- [TO DO] Reproduce the data below in full and exclude every picture.

Recorded data:
________________

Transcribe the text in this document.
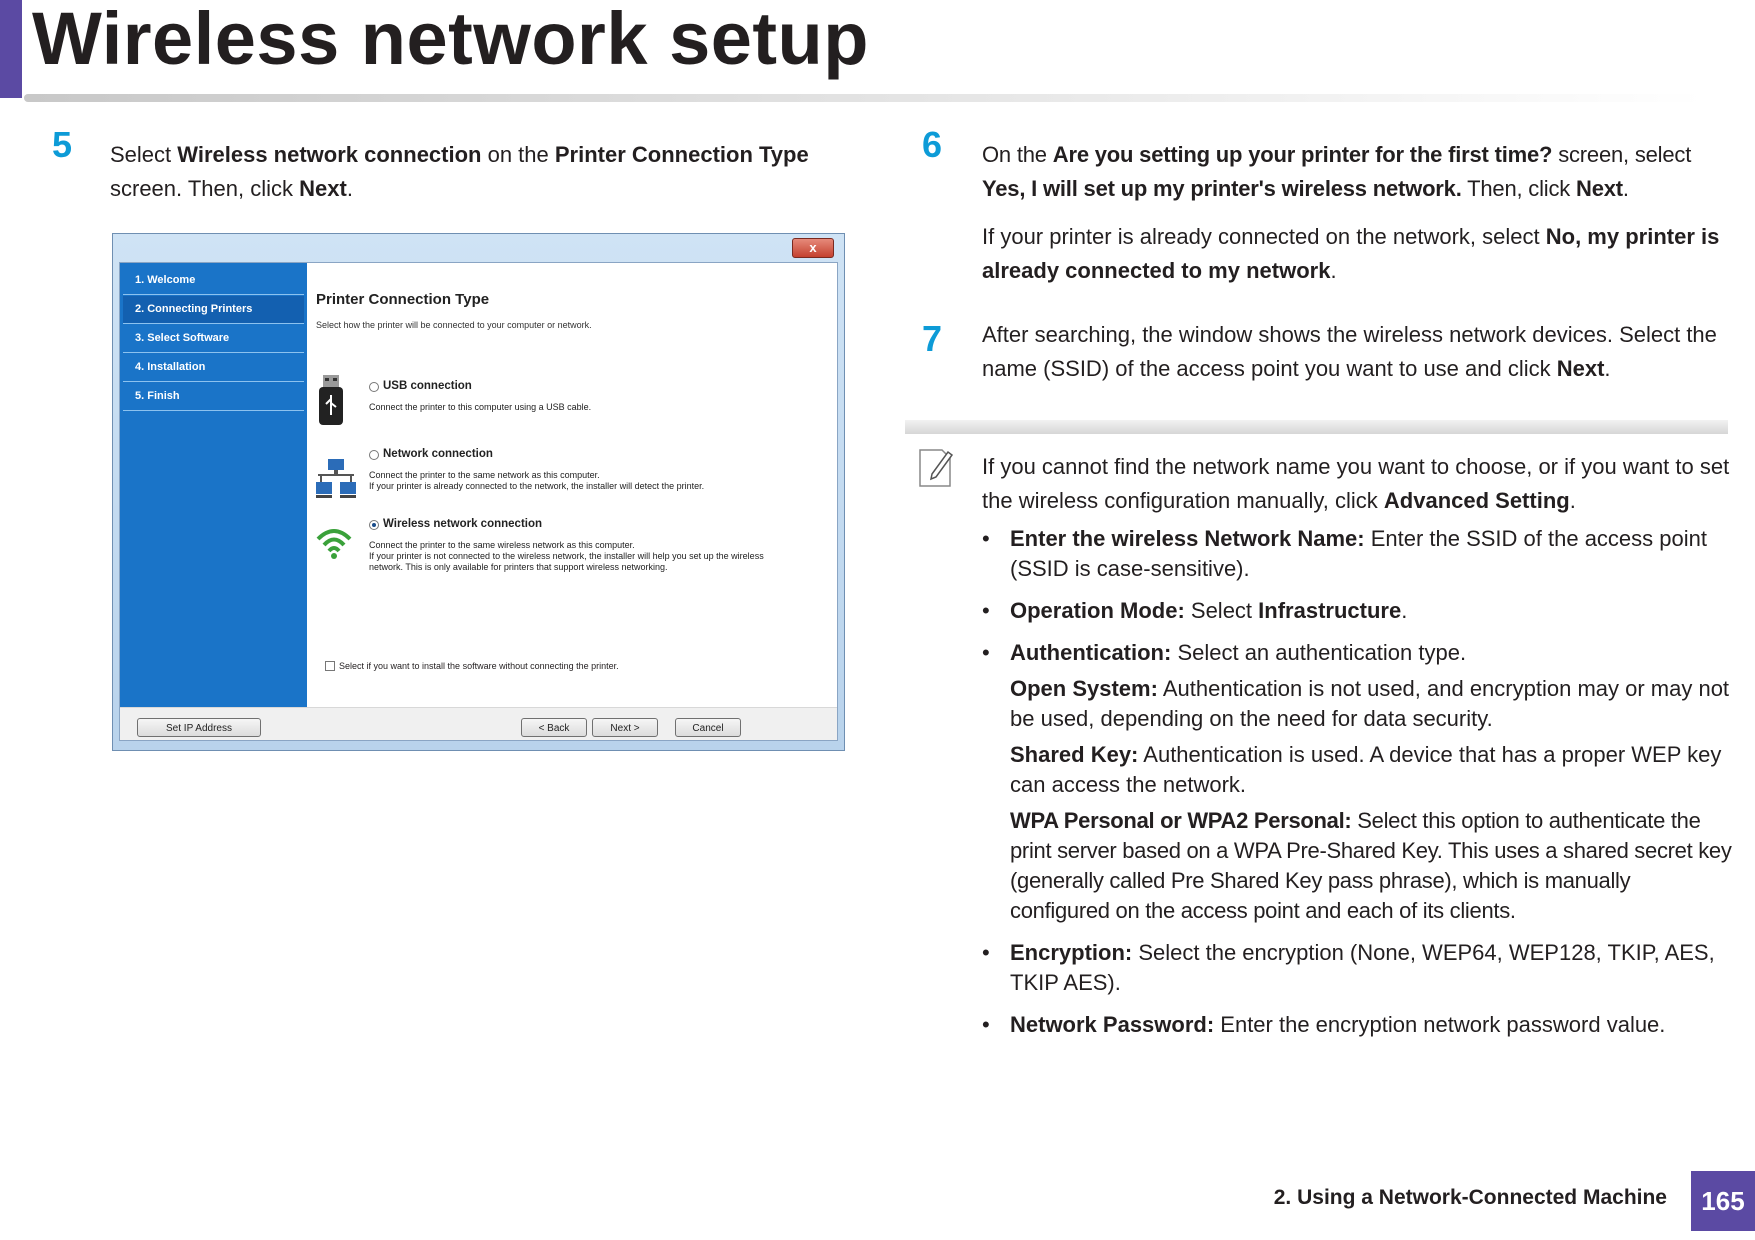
Wireless network setup
5 Select Wireless network connection on the Printer Connection Type screen. Then, click Next.
x
1. Welcome
2. Connecting Printers
3. Select Software
4. Installation
5. Finish
Printer Connection Type
Select how the printer will be connected to your computer or network.
USB connection
Connect the printer to this computer using a USB cable.
Network connection
Connect the printer to the same network as this computer.
If your printer is already connected to the network, the installer will detect the printer.
Wireless network connection
Connect the printer to the same wireless network as this computer.
If your printer is not connected to the wireless network, the installer will help you set up the wireless
network. This is only available for printers that support wireless networking.
Select if you want to install the software without connecting the printer.
Set IP Address	< Back	Next >	Cancel
6 On the Are you setting up your printer for the first time? screen, select Yes, I will set up my printer's wireless network. Then, click Next.
If your printer is already connected on the network, select No, my printer is already connected to my network.
7 After searching, the window shows the wireless network devices. Select the name (SSID) of the access point you want to use and click Next.
If you cannot find the network name you want to choose, or if you want to set the wireless configuration manually, click Advanced Setting.
• Enter the wireless Network Name: Enter the SSID of the access point (SSID is case-sensitive).
• Operation Mode: Select Infrastructure.
• Authentication: Select an authentication type.
Open System: Authentication is not used, and encryption may or may not be used, depending on the need for data security.
Shared Key: Authentication is used. A device that has a proper WEP key can access the network.
WPA Personal or WPA2 Personal: Select this option to authenticate the print server based on a WPA Pre-Shared Key. This uses a shared secret key (generally called Pre Shared Key pass phrase), which is manually configured on the access point and each of its clients.
• Encryption: Select the encryption (None, WEP64, WEP128, TKIP, AES, TKIP AES).
• Network Password: Enter the encryption network password value.
2. Using a Network-Connected Machine	165
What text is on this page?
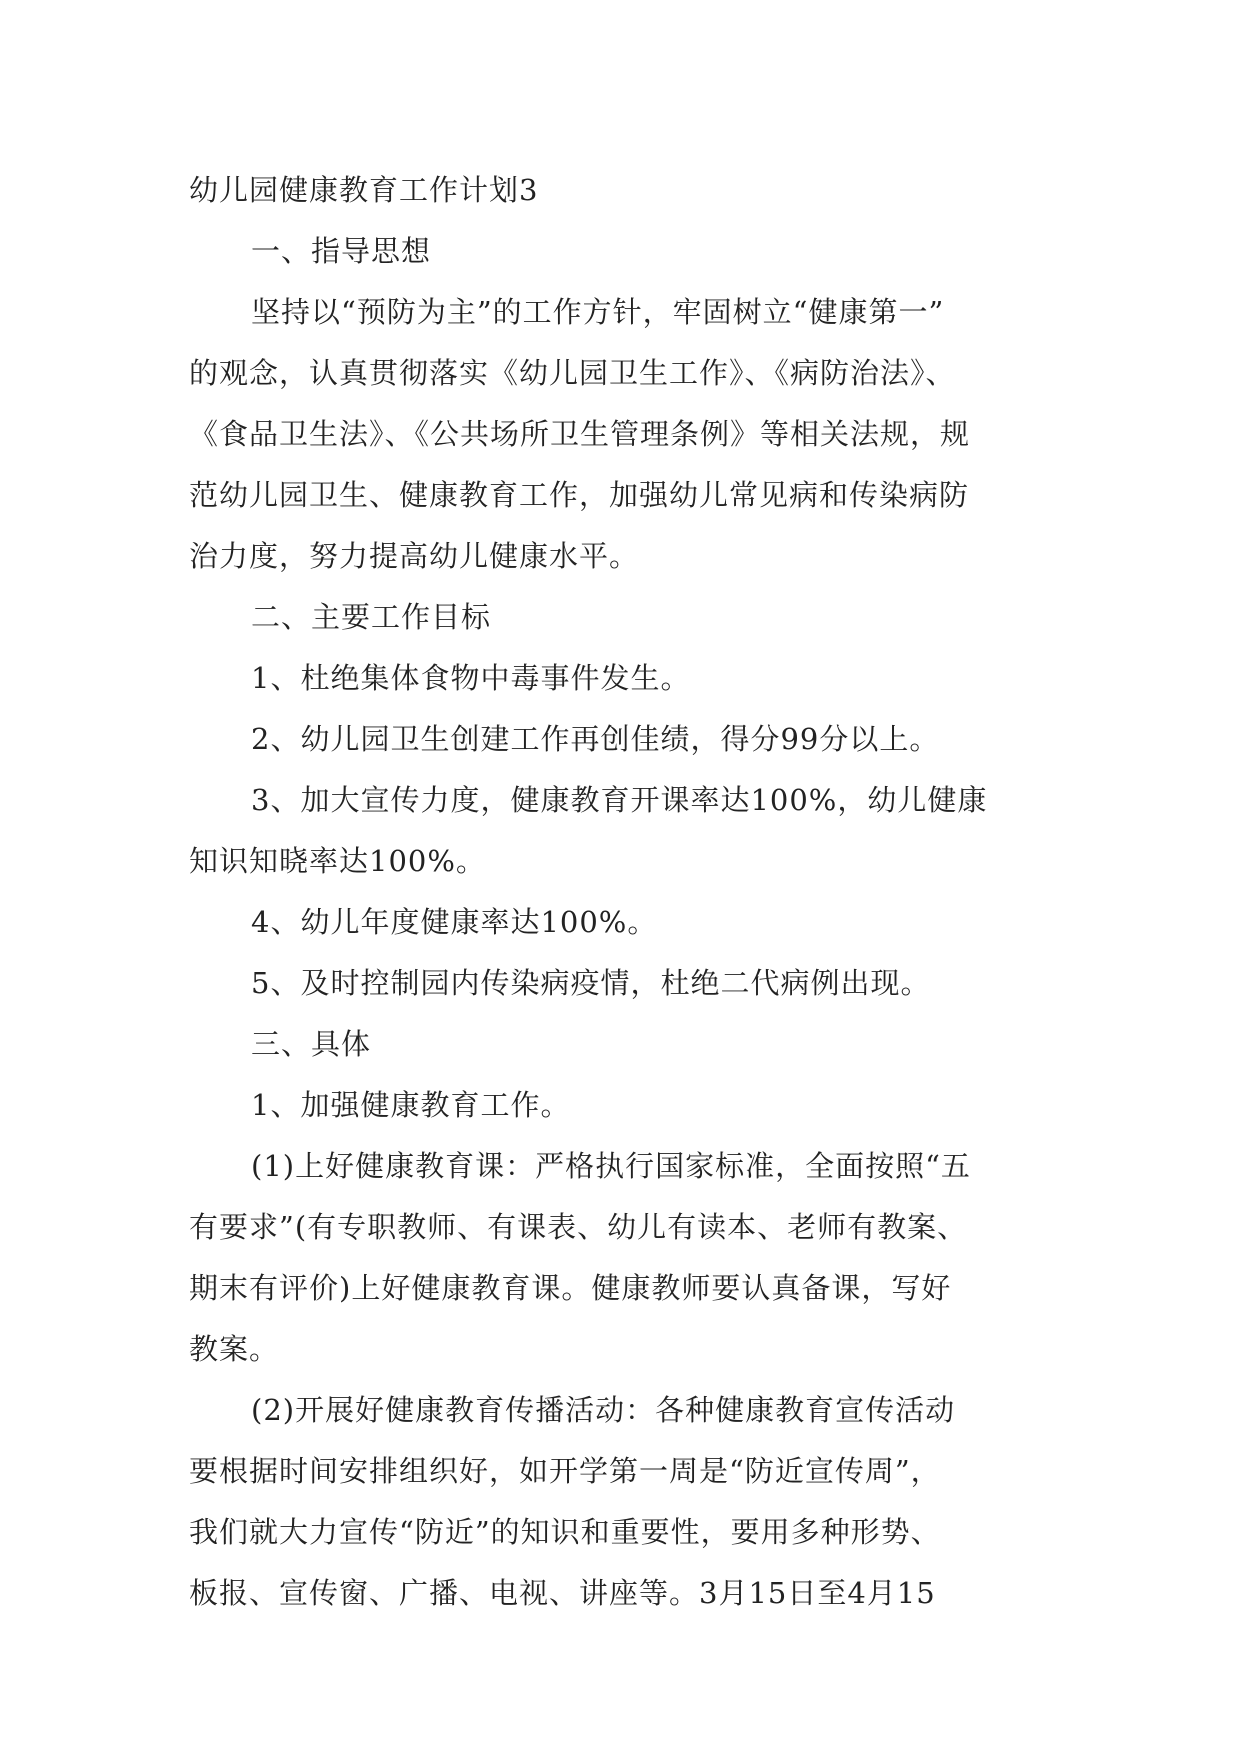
幼儿园健康教育工作计划3
一、指导思想
坚持以“预防为主”的工作方针，牢固树立“健康第一”
的观念，认真贯彻落实《幼儿园卫生工作》、《病防治法》、
《食品卫生法》、《公共场所卫生管理条例》等相关法规，规
范幼儿园卫生、健康教育工作，加强幼儿常见病和传染病防
治力度，努力提高幼儿健康水平。
二、主要工作目标
1、杜绝集体食物中毒事件发生。
2、幼儿园卫生创建工作再创佳绩，得分99分以上。
3、加大宣传力度，健康教育开课率达100%，幼儿健康
知识知晓率达100%。
4、幼儿年度健康率达100%。
5、及时控制园内传染病疫情，杜绝二代病例出现。
三、具体
1、加强健康教育工作。
(1)上好健康教育课：严格执行国家标准，全面按照“五
有要求”(有专职教师、有课表、幼儿有读本、老师有教案、
期末有评价)上好健康教育课。健康教师要认真备课，写好
教案。
(2)开展好健康教育传播活动：各种健康教育宣传活动
要根据时间安排组织好，如开学第一周是“防近宣传周”，
我们就大力宣传“防近”的知识和重要性，要用多种形势、
板报、宣传窗、广播、电视、讲座等。3月15日至4月15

________________

- [CORRECT OUTPUT]
Transcribe the text in this document.
Wireless network setup
5 Select Wireless network connection on the Printer Connection Type screen. Then, click Next.
x
1. Welcome
2. Connecting Printers
3. Select Software
4. Installation
5. Finish
Printer Connection Type
Select how the printer will be connected to your computer or network.
USB connection
Connect the printer to this computer using a USB cable.
Network connection
Connect the printer to the same network as this computer.
If your printer is already connected to the network, the installer will detect the printer.
Wireless network connection
Connect the printer to the same wireless network as this computer.
If your printer is not connected to the wireless network, the installer will help you set up the wireless
network. This is only available for printers that support wireless networking.
Select if you want to install the software without connecting the printer.
Set IP Address	< Back	Next >	Cancel
6 On the Are you setting up your printer for the first time? screen, select Yes, I will set up my printer's wireless network. Then, click Next.
If your printer is already connected on the network, select No, my printer is already connected to my network.
7 After searching, the window shows the wireless network devices. Select the name (SSID) of the access point you want to use and click Next.
If you cannot find the network name you want to choose, or if you want to set the wireless configuration manually, click Advanced Setting.
• Enter the wireless Network Name: Enter the SSID of the access point (SSID is case-sensitive).
• Operation Mode: Select Infrastructure.
• Authentication: Select an authentication type.
Open System: Authentication is not used, and encryption may or may not be used, depending on the need for data security.
Shared Key: Authentication is used. A device that has a proper WEP key can access the network.
WPA Personal or WPA2 Personal: Select this option to authenticate the print server based on a WPA Pre-Shared Key. This uses a shared secret key (generally called Pre Shared Key pass phrase), which is manually configured on the access point and each of its clients.
• Encryption: Select the encryption (None, WEP64, WEP128, TKIP, AES, TKIP AES).
• Network Password: Enter the encryption network password value.
2. Using a Network-Connected Machine	165
What text is on this page?
幼儿园健康教育工作计划3
一、指导思想
坚持以“预防为主”的工作方针，牢固树立“健康第一”
的观念，认真贯彻落实《幼儿园卫生工作》、《病防治法》、
《食品卫生法》、《公共场所卫生管理条例》等相关法规，规
范幼儿园卫生、健康教育工作，加强幼儿常见病和传染病防
治力度，努力提高幼儿健康水平。
二、主要工作目标
1、杜绝集体食物中毒事件发生。
2、幼儿园卫生创建工作再创佳绩，得分99分以上。
3、加大宣传力度，健康教育开课率达100%，幼儿健康
知识知晓率达100%。
4、幼儿年度健康率达100%。
5、及时控制园内传染病疫情，杜绝二代病例出现。
三、具体
1、加强健康教育工作。
(1)上好健康教育课：严格执行国家标准，全面按照“五
有要求”(有专职教师、有课表、幼儿有读本、老师有教案、
期末有评价)上好健康教育课。健康教师要认真备课，写好
教案。
(2)开展好健康教育传播活动：各种健康教育宣传活动
要根据时间安排组织好，如开学第一周是“防近宣传周”，
我们就大力宣传“防近”的知识和重要性，要用多种形势、
板报、宣传窗、广播、电视、讲座等。3月15日至4月15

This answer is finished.